[START]

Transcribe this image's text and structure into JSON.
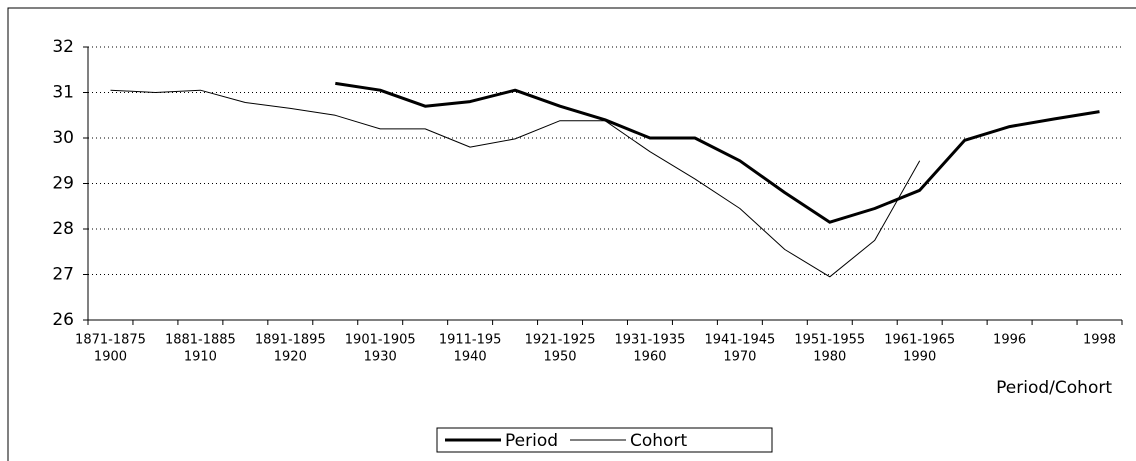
{
  "chart_data": {
    "type": "line",
    "x_label": "Period/Cohort",
    "categories": [
      [
        "1871-1875",
        "1900"
      ],
      null,
      [
        "1881-1885",
        "1910"
      ],
      null,
      [
        "1891-1895",
        "1920"
      ],
      null,
      [
        "1901-1905",
        "1930"
      ],
      null,
      [
        "1911-195",
        "1940"
      ],
      null,
      [
        "1921-1925",
        "1950"
      ],
      null,
      [
        "1931-1935",
        "1960"
      ],
      null,
      [
        "1941-1945",
        "1970"
      ],
      null,
      [
        "1951-1955",
        "1980"
      ],
      null,
      [
        "1961-1965",
        "1990"
      ],
      null,
      [
        "1996"
      ],
      null,
      [
        "1998"
      ]
    ],
    "series": [
      {
        "name": "Period",
        "color": "#000000",
        "width": 3,
        "values": [
          null,
          null,
          null,
          null,
          null,
          31.2,
          31.05,
          30.7,
          30.8,
          31.05,
          30.7,
          30.4,
          30.0,
          30.0,
          29.5,
          28.8,
          28.15,
          28.45,
          28.85,
          29.95,
          30.25,
          30.42,
          30.58
        ]
      },
      {
        "name": "Cohort",
        "color": "#000000",
        "width": 1,
        "values": [
          31.05,
          31.0,
          31.05,
          30.78,
          30.65,
          30.5,
          30.2,
          30.2,
          29.8,
          29.98,
          30.38,
          30.38,
          29.7,
          29.1,
          28.45,
          27.55,
          26.95,
          27.75,
          29.5,
          null,
          null,
          null,
          null
        ]
      }
    ],
    "ylim": [
      26,
      32
    ],
    "yticks": [
      26,
      27,
      28,
      29,
      30,
      31,
      32
    ],
    "grid": true,
    "legend": "bottom"
  }
}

[END]

Without the pictures, restate all the entries above exactly.

## Written reply
Transcribe this image's text and structure into JSON.
{
  "chart_data": {
    "type": "line",
    "x_label": "Period/Cohort",
    "categories": [
      [
        "1871-1875",
        "1900"
      ],
      null,
      [
        "1881-1885",
        "1910"
      ],
      null,
      [
        "1891-1895",
        "1920"
      ],
      null,
      [
        "1901-1905",
        "1930"
      ],
      null,
      [
        "1911-195",
        "1940"
      ],
      null,
      [
        "1921-1925",
        "1950"
      ],
      null,
      [
        "1931-1935",
        "1960"
      ],
      null,
      [
        "1941-1945",
        "1970"
      ],
      null,
      [
        "1951-1955",
        "1980"
      ],
      null,
      [
        "1961-1965",
        "1990"
      ],
      null,
      [
        "1996"
      ],
      null,
      [
        "1998"
      ]
    ],
    "series": [
      {
        "name": "Period",
        "color": "#000000",
        "width": 3,
        "values": [
          null,
          null,
          null,
          null,
          null,
          31.2,
          31.05,
          30.7,
          30.8,
          31.05,
          30.7,
          30.4,
          30.0,
          30.0,
          29.5,
          28.8,
          28.15,
          28.45,
          28.85,
          29.95,
          30.25,
          30.42,
          30.58
        ]
      },
      {
        "name": "Cohort",
        "color": "#000000",
        "width": 1,
        "values": [
          31.05,
          31.0,
          31.05,
          30.78,
          30.65,
          30.5,
          30.2,
          30.2,
          29.8,
          29.98,
          30.38,
          30.38,
          29.7,
          29.1,
          28.45,
          27.55,
          26.95,
          27.75,
          29.5,
          null,
          null,
          null,
          null
        ]
      }
    ],
    "ylim": [
      26,
      32
    ],
    "yticks": [
      26,
      27,
      28,
      29,
      30,
      31,
      32
    ],
    "grid": true,
    "legend": "bottom"
  }
}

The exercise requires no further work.